EXTRACT TO READ:
►

Some environments might limit the number of endpoints you can launch at a time. If this is the case, you can launch one SageMaker endpoint at a time. To stop a SageMaker endpoint in the AWS CDK app, you have to destroy the deployed endpoint stack and before launching the other endpoint stack. To turn down the image generation AI model endpoint, issue the following command:

$ cdk destroy GenerativeAiTxt2imgSagemakerStack

Then launch the text generation AI model endpoint stack:

$ cdk deploy GenerativeAiTxt2nluSagemakerStack

Enter y at the prompts.

After the text generation model endpoint stack is launched, complete the following steps:

1. Go back to the web application and choose Text Generation in the navigation pane.

◄

DATASET EXCERPT:
►

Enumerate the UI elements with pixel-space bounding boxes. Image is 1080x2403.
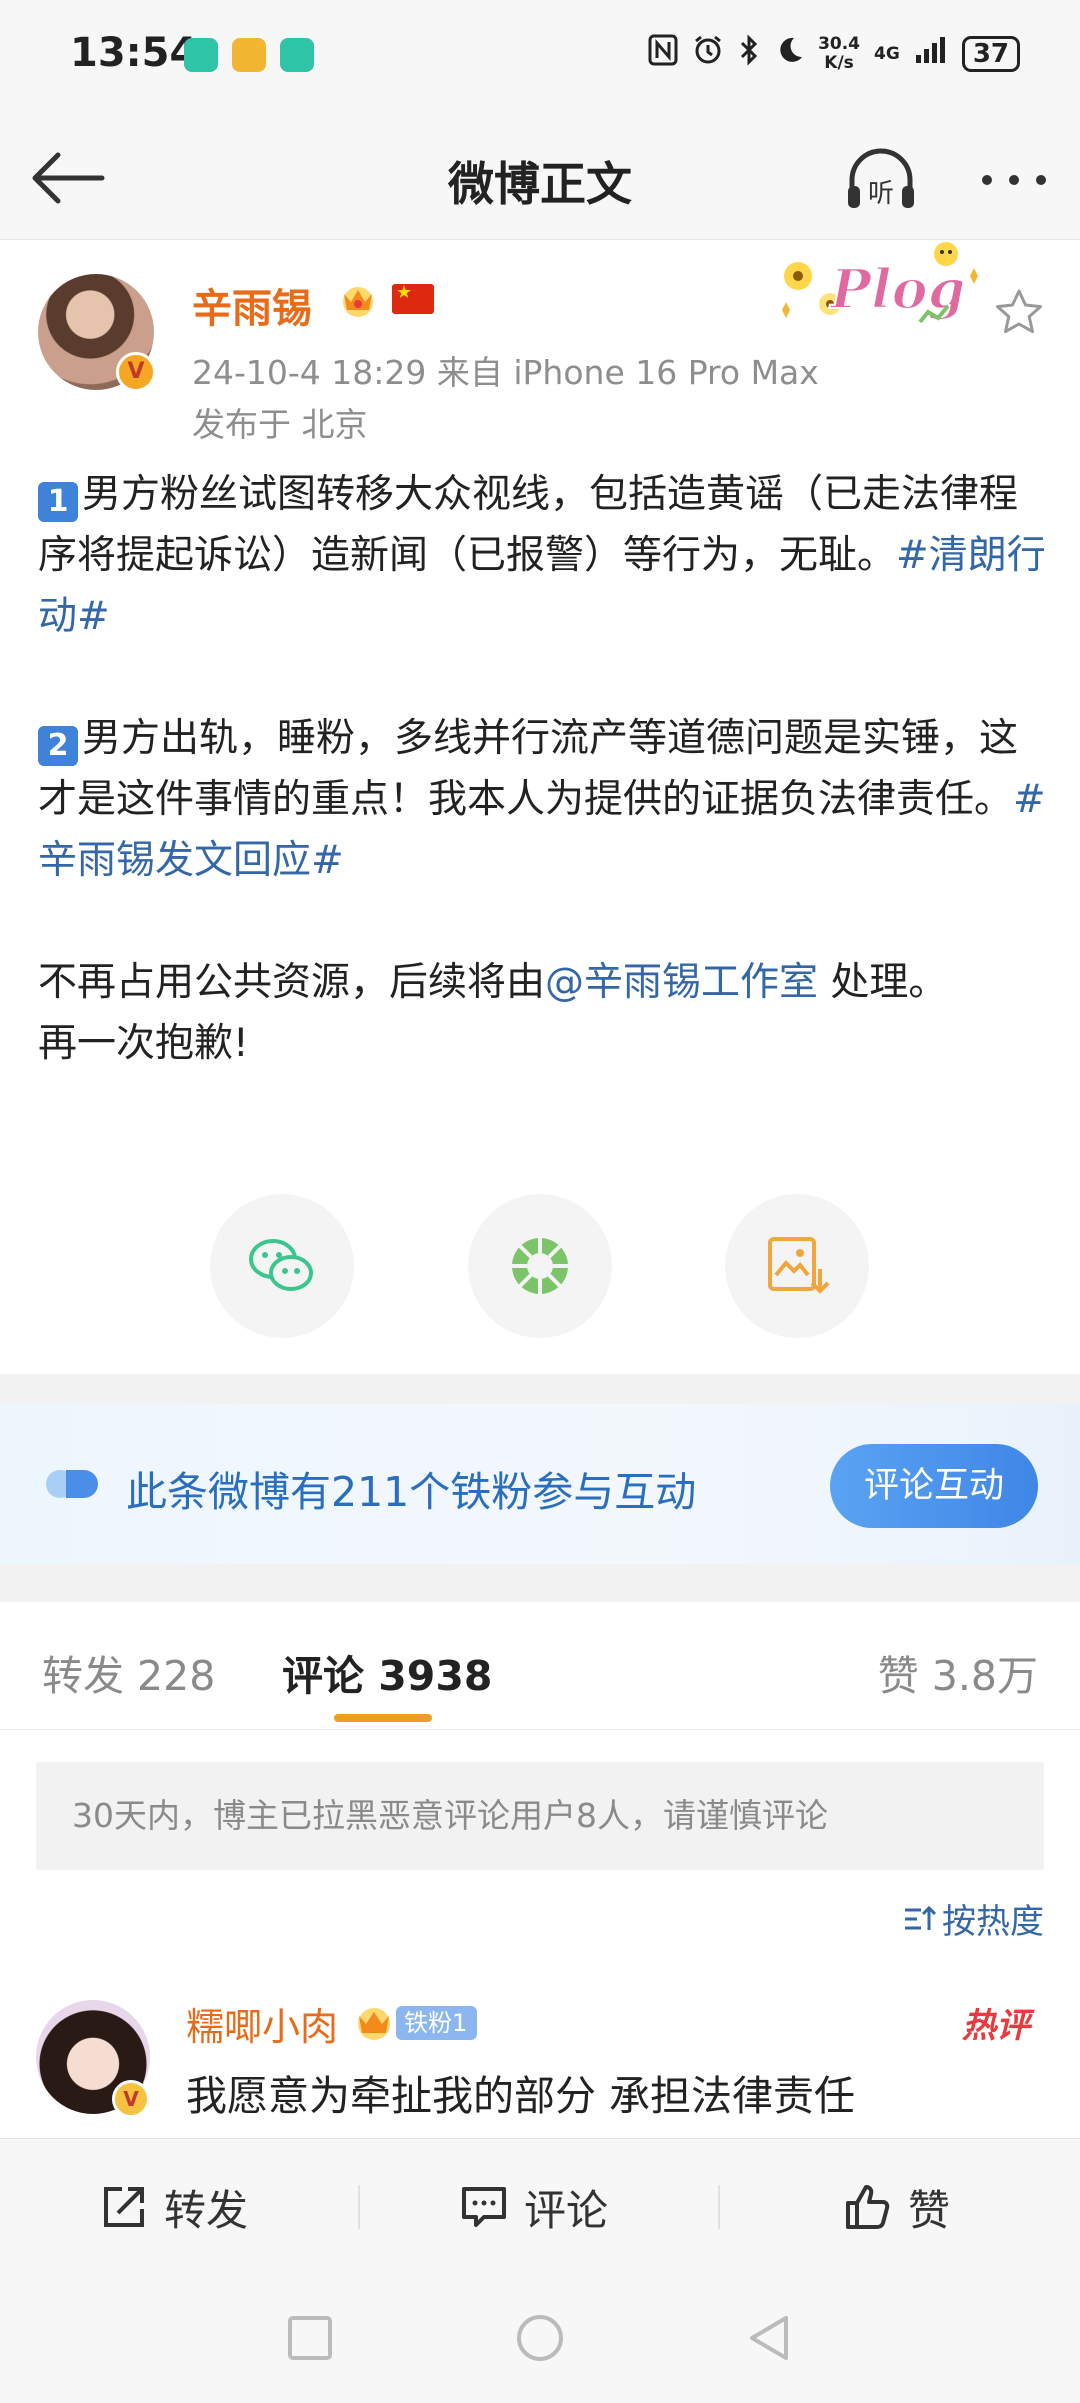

◄

REQUIRED TASK:
Rewrite the stretch of the SageMaker endpoint instructions from "Some environments might" through "the navigation pane.", putting "web app" wherever "web application" appears.

RESULT OF THIS TASK:
Some environments might limit the number of endpoints you can launch at a time. If this is the case, you can launch one SageMaker endpoint at a time. To stop a SageMaker endpoint in the AWS CDK app, you have to destroy the deployed endpoint stack and before launching the other endpoint stack. To turn down the image generation AI model endpoint, issue the following command:

$ cdk destroy GenerativeAiTxt2imgSagemakerStack

Then launch the text generation AI model endpoint stack:

$ cdk deploy GenerativeAiTxt2nluSagemakerStack

Enter y at the prompts.

After the text generation model endpoint stack is launched, complete the following steps:

1. Go back to the web app and choose Text Generation in the navigation pane.